Task to complete — Reproduce the data items below line for line, without changing anything, and omit the pictures from your copy.

(Data items)
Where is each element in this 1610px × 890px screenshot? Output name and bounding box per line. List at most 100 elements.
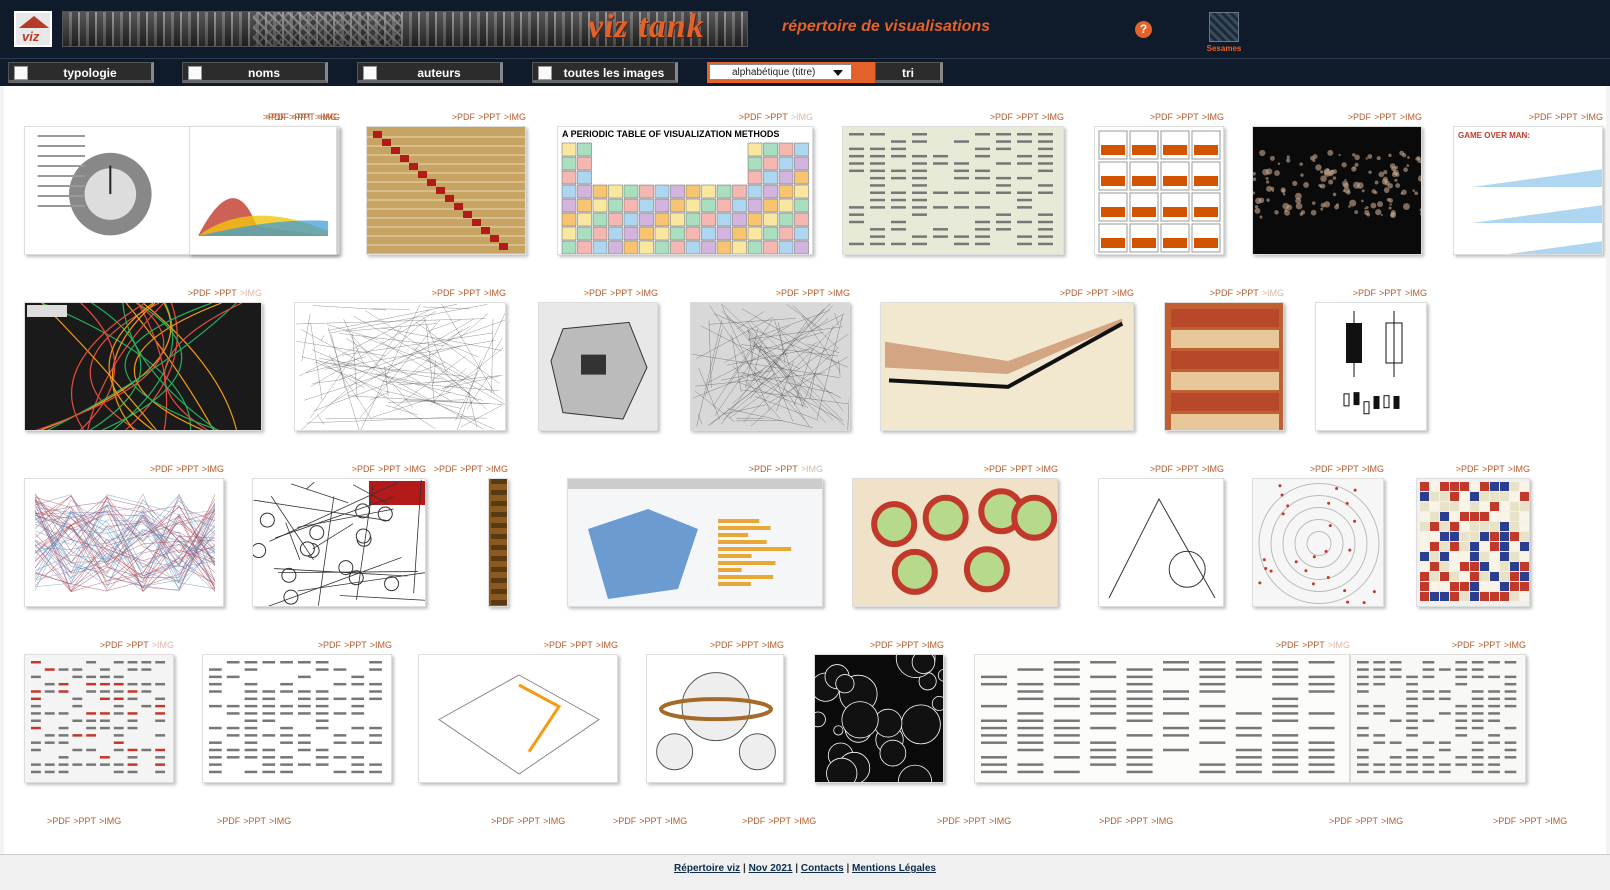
thumbnail-mbta-bus[interactable] (24, 302, 262, 431)
pdf-link[interactable]: >PDF (584, 288, 607, 298)
thumbnail-geometry[interactable] (1098, 478, 1224, 607)
gallery-card-partial[interactable]: >PDF >PPT >IMG (488, 816, 598, 830)
thumbnail-network-map[interactable] (690, 302, 850, 431)
gallery-card-partial[interactable]: >PDF >PPT >IMG (1326, 816, 1436, 830)
ppt-link[interactable]: >PPT (458, 288, 481, 298)
thumbnail-squares-grid[interactable] (1416, 478, 1530, 607)
gallery-card-partial[interactable]: >PDF >PPT >IMG (44, 816, 154, 830)
img-link[interactable]: >IMG (801, 464, 823, 474)
pdf-link[interactable]: >PDF (1529, 112, 1552, 122)
gallery-card[interactable]: >PDF >PPT >IMG (434, 464, 508, 607)
img-link[interactable]: >IMG (202, 464, 224, 474)
pdf-link[interactable]: >PDF (984, 464, 1007, 474)
pdf-link[interactable]: >PDF (749, 464, 772, 474)
ppt-link[interactable]: >PPT (1555, 112, 1578, 122)
img-link[interactable]: >IMG (1362, 464, 1384, 474)
gallery-card[interactable]: >PDF >PPT >IMG (974, 640, 1350, 783)
img-link[interactable]: >IMG (1112, 288, 1134, 298)
img-link[interactable]: >IMG (794, 816, 816, 826)
pdf-link[interactable]: >PDF (150, 464, 173, 474)
pdf-link[interactable]: >PDF (739, 112, 762, 122)
gallery-card[interactable]: >PDF >PPT >IMG (646, 640, 784, 783)
thumbnail-flugplan[interactable] (252, 478, 426, 607)
gallery-card[interactable]: >PDF >PPT >IMG (1315, 288, 1427, 431)
pdf-link[interactable]: >PDF (1060, 288, 1083, 298)
footer-link-mentions[interactable]: Mentions Légales (852, 863, 936, 874)
img-link[interactable]: >IMG (791, 112, 813, 122)
gallery-card[interactable]: >PDF >PPT >IMG (690, 288, 850, 431)
img-link[interactable]: >IMG (828, 288, 850, 298)
gallery-card[interactable]: >PDF >PPT >IMG (538, 288, 658, 431)
pdf-link[interactable]: >PDF (1456, 464, 1479, 474)
footer-link-contacts[interactable]: Contacts (801, 863, 844, 874)
ppt-link[interactable]: >PPT (775, 464, 798, 474)
nav-button-toutes-images[interactable]: toutes les images (532, 62, 678, 83)
pdf-link[interactable]: >PDF (352, 464, 375, 474)
thumbnail-diagonal-matrix[interactable] (366, 126, 526, 255)
pdf-link[interactable]: >PDF (710, 640, 733, 650)
thumbnail-game-over-man[interactable]: GAME OVER MAN: (1453, 126, 1603, 255)
pdf-link[interactable]: >PDF (776, 288, 799, 298)
ppt-link[interactable]: >PPT (1016, 112, 1039, 122)
thumbnail-pie-map[interactable] (852, 478, 1058, 607)
img-link[interactable]: >IMG (1508, 464, 1530, 474)
pdf-link[interactable]: >PDF (1210, 288, 1233, 298)
gallery-card[interactable]: >PDF >PPT >IMG (1164, 288, 1284, 431)
thumbnail-dark-heatmap[interactable] (1252, 126, 1422, 255)
pdf-link[interactable]: >PDF (100, 640, 123, 650)
ppt-link[interactable]: >PPT (1176, 112, 1199, 122)
gallery-card[interactable]: >PDF >PPT >IMG (202, 640, 392, 783)
img-link[interactable]: >IMG (636, 288, 658, 298)
img-link[interactable]: >IMG (486, 464, 508, 474)
img-link[interactable]: >IMG (269, 816, 291, 826)
ppt-link[interactable]: >PPT (73, 816, 96, 826)
img-link[interactable]: >IMG (404, 464, 426, 474)
pdf-link[interactable]: >PDF (434, 464, 457, 474)
ppt-link[interactable]: >PPT (1478, 640, 1501, 650)
gallery-card[interactable]: >PDF >PPT >IMG (418, 640, 618, 783)
checkbox-icon[interactable] (188, 66, 202, 80)
gallery-card[interactable]: >PDF >PPT >IMG (366, 112, 526, 255)
gallery-card[interactable]: >PDF >PPT >IMG (189, 112, 337, 255)
thumbnail-parallel-coords[interactable] (24, 478, 224, 607)
ppt-link[interactable]: >PPT (1374, 112, 1397, 122)
thumbnail-manuscript[interactable] (1164, 302, 1284, 431)
pdf-link[interactable]: >PDF (1276, 640, 1299, 650)
ppt-link[interactable]: >PPT (1125, 816, 1148, 826)
gallery-card[interactable]: >PDF >PPT >IMG (24, 464, 224, 607)
pdf-link[interactable]: >PDF (870, 640, 893, 650)
gallery-card[interactable]: >PDF >PPT >IMG (842, 112, 1064, 255)
thumbnail-minard[interactable] (880, 302, 1134, 431)
gallery-card[interactable]: >PDF >PPT >IMG (814, 640, 944, 783)
gallery-card[interactable]: >PDF >PPT >IMG (567, 464, 823, 607)
checkbox-icon[interactable] (538, 66, 552, 80)
img-link[interactable]: >IMG (1202, 464, 1224, 474)
pdf-link[interactable]: >PDF (188, 288, 211, 298)
img-link[interactable]: >IMG (1151, 816, 1173, 826)
gallery-card-partial[interactable]: >PDF >PPT >IMG (934, 816, 1044, 830)
ppt-link[interactable]: >PPT (1355, 816, 1378, 826)
img-link[interactable]: >IMG (1504, 640, 1526, 650)
thumbnail-city-map[interactable] (294, 302, 506, 431)
gallery-card[interactable]: >PDF >PPT >IMG (1416, 464, 1530, 607)
img-link[interactable]: >IMG (1042, 112, 1064, 122)
pdf-link[interactable]: >PDF (1353, 288, 1376, 298)
img-link[interactable]: >IMG (1400, 112, 1422, 122)
ppt-link[interactable]: >PPT (1482, 464, 1505, 474)
img-link[interactable]: >IMG (1381, 816, 1403, 826)
pdf-link[interactable]: >PDF (990, 112, 1013, 122)
thumbnail-bubbles[interactable] (814, 654, 944, 783)
gallery-card-partial[interactable]: >PDF >PPT >IMG (610, 816, 720, 830)
thumbnail-narrow-strip[interactable] (488, 478, 508, 607)
pdf-link[interactable]: >PDF (544, 640, 567, 650)
sort-select[interactable]: alphabétique (titre) (709, 64, 852, 80)
footer-link-date[interactable]: Nov 2021 (749, 863, 793, 874)
thumbnail-bar-grid[interactable] (1094, 126, 1224, 255)
ppt-link[interactable]: >PPT (478, 112, 501, 122)
thumbnail-polar-plot[interactable] (1252, 478, 1384, 607)
gallery-card[interactable]: >PDF >PPT >IMG (294, 288, 506, 431)
pdf-link[interactable]: >PDF (1099, 816, 1122, 826)
thumbnail-table-viz[interactable] (842, 126, 1064, 255)
img-link[interactable]: >IMG (543, 816, 565, 826)
ppt-link[interactable]: >PPT (460, 464, 483, 474)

Written answer —
Where is each element in this 1610px × 890px screenshot? Output name and bounding box per line. List at most 100 elements.
thumbnail-mbta-bus[interactable] (24, 302, 262, 431)
pdf-link[interactable]: >PDF (584, 288, 607, 298)
thumbnail-geometry[interactable] (1098, 478, 1224, 607)
gallery-card-partial[interactable]: >PDF >PPT >IMG (488, 816, 598, 830)
thumbnail-network-map[interactable] (690, 302, 850, 431)
gallery-card-partial[interactable]: >PDF >PPT >IMG (1326, 816, 1436, 830)
ppt-link[interactable]: >PPT (458, 288, 481, 298)
thumbnail-squares-grid[interactable] (1416, 478, 1530, 607)
gallery-card-partial[interactable]: >PDF >PPT >IMG (44, 816, 154, 830)
img-link[interactable]: >IMG (801, 464, 823, 474)
pdf-link[interactable]: >PDF (1529, 112, 1552, 122)
gallery-card[interactable]: >PDF >PPT >IMG (434, 464, 508, 607)
img-link[interactable]: >IMG (202, 464, 224, 474)
pdf-link[interactable]: >PDF (984, 464, 1007, 474)
pdf-link[interactable]: >PDF (749, 464, 772, 474)
ppt-link[interactable]: >PPT (1555, 112, 1578, 122)
img-link[interactable]: >IMG (1362, 464, 1384, 474)
gallery-card[interactable]: >PDF >PPT >IMG (974, 640, 1350, 783)
img-link[interactable]: >IMG (1112, 288, 1134, 298)
img-link[interactable]: >IMG (794, 816, 816, 826)
pdf-link[interactable]: >PDF (150, 464, 173, 474)
pdf-link[interactable]: >PDF (739, 112, 762, 122)
gallery-card[interactable]: >PDF >PPT >IMG (646, 640, 784, 783)
thumbnail-flugplan[interactable] (252, 478, 426, 607)
gallery-card[interactable]: >PDF >PPT >IMG (1315, 288, 1427, 431)
pdf-link[interactable]: >PDF (1060, 288, 1083, 298)
footer-link-mentions[interactable]: Mentions Légales (852, 863, 936, 874)
img-link[interactable]: >IMG (791, 112, 813, 122)
gallery-card[interactable]: >PDF >PPT >IMG (690, 288, 850, 431)
img-link[interactable]: >IMG (828, 288, 850, 298)
gallery-card[interactable]: >PDF >PPT >IMG (538, 288, 658, 431)
pdf-link[interactable]: >PDF (1456, 464, 1479, 474)
footer-link-contacts[interactable]: Contacts (801, 863, 844, 874)
ppt-link[interactable]: >PPT (775, 464, 798, 474)
nav-button-toutes-images[interactable]: toutes les images (532, 62, 678, 83)
pdf-link[interactable]: >PDF (352, 464, 375, 474)
thumbnail-diagonal-matrix[interactable] (366, 126, 526, 255)
pdf-link[interactable]: >PDF (710, 640, 733, 650)
thumbnail-game-over-man[interactable]: GAME OVER MAN: (1453, 126, 1603, 255)
pdf-link[interactable]: >PDF (776, 288, 799, 298)
ppt-link[interactable]: >PPT (1016, 112, 1039, 122)
thumbnail-pie-map[interactable] (852, 478, 1058, 607)
img-link[interactable]: >IMG (1508, 464, 1530, 474)
pdf-link[interactable]: >PDF (1210, 288, 1233, 298)
gallery-card[interactable]: >PDF >PPT >IMG (1164, 288, 1284, 431)
thumbnail-dark-heatmap[interactable] (1252, 126, 1422, 255)
pdf-link[interactable]: >PDF (100, 640, 123, 650)
ppt-link[interactable]: >PPT (1176, 112, 1199, 122)
gallery-card[interactable]: >PDF >PPT >IMG (202, 640, 392, 783)
img-link[interactable]: >IMG (636, 288, 658, 298)
img-link[interactable]: >IMG (486, 464, 508, 474)
img-link[interactable]: >IMG (269, 816, 291, 826)
ppt-link[interactable]: >PPT (73, 816, 96, 826)
img-link[interactable]: >IMG (404, 464, 426, 474)
pdf-link[interactable]: >PDF (434, 464, 457, 474)
ppt-link[interactable]: >PPT (1478, 640, 1501, 650)
gallery-card[interactable]: >PDF >PPT >IMG (418, 640, 618, 783)
checkbox-icon[interactable] (188, 66, 202, 80)
gallery-card[interactable]: >PDF >PPT >IMG (366, 112, 526, 255)
gallery-card[interactable]: >PDF >PPT >IMG (189, 112, 337, 255)
thumbnail-parallel-coords[interactable] (24, 478, 224, 607)
ppt-link[interactable]: >PPT (1374, 112, 1397, 122)
thumbnail-manuscript[interactable] (1164, 302, 1284, 431)
pdf-link[interactable]: >PDF (1276, 640, 1299, 650)
ppt-link[interactable]: >PPT (1125, 816, 1148, 826)
gallery-card[interactable]: >PDF >PPT >IMG (24, 464, 224, 607)
pdf-link[interactable]: >PDF (870, 640, 893, 650)
gallery-card[interactable]: >PDF >PPT >IMG (842, 112, 1064, 255)
thumbnail-minard[interactable] (880, 302, 1134, 431)
gallery-card[interactable]: >PDF >PPT >IMG (814, 640, 944, 783)
gallery-card[interactable]: >PDF >PPT >IMG (567, 464, 823, 607)
checkbox-icon[interactable] (538, 66, 552, 80)
img-link[interactable]: >IMG (1202, 464, 1224, 474)
pdf-link[interactable]: >PDF (188, 288, 211, 298)
img-link[interactable]: >IMG (1151, 816, 1173, 826)
gallery-card-partial[interactable]: >PDF >PPT >IMG (934, 816, 1044, 830)
ppt-link[interactable]: >PPT (1355, 816, 1378, 826)
img-link[interactable]: >IMG (1504, 640, 1526, 650)
thumbnail-city-map[interactable] (294, 302, 506, 431)
gallery-card[interactable]: >PDF >PPT >IMG (1416, 464, 1530, 607)
img-link[interactable]: >IMG (1042, 112, 1064, 122)
pdf-link[interactable]: >PDF (1353, 288, 1376, 298)
img-link[interactable]: >IMG (1400, 112, 1422, 122)
ppt-link[interactable]: >PPT (1482, 464, 1505, 474)
img-link[interactable]: >IMG (1381, 816, 1403, 826)
pdf-link[interactable]: >PDF (990, 112, 1013, 122)
thumbnail-bubbles[interactable] (814, 654, 944, 783)
gallery-card-partial[interactable]: >PDF >PPT >IMG (610, 816, 720, 830)
thumbnail-narrow-strip[interactable] (488, 478, 508, 607)
pdf-link[interactable]: >PDF (544, 640, 567, 650)
sort-select[interactable]: alphabétique (titre) (709, 64, 852, 80)
footer-link-date[interactable]: Nov 2021 (749, 863, 793, 874)
thumbnail-bar-grid[interactable] (1094, 126, 1224, 255)
ppt-link[interactable]: >PPT (478, 112, 501, 122)
thumbnail-polar-plot[interactable] (1252, 478, 1384, 607)
gallery-card[interactable]: >PDF >PPT >IMG (294, 288, 506, 431)
pdf-link[interactable]: >PDF (1099, 816, 1122, 826)
thumbnail-table-viz[interactable] (842, 126, 1064, 255)
img-link[interactable]: >IMG (543, 816, 565, 826)
ppt-link[interactable]: >PPT (460, 464, 483, 474)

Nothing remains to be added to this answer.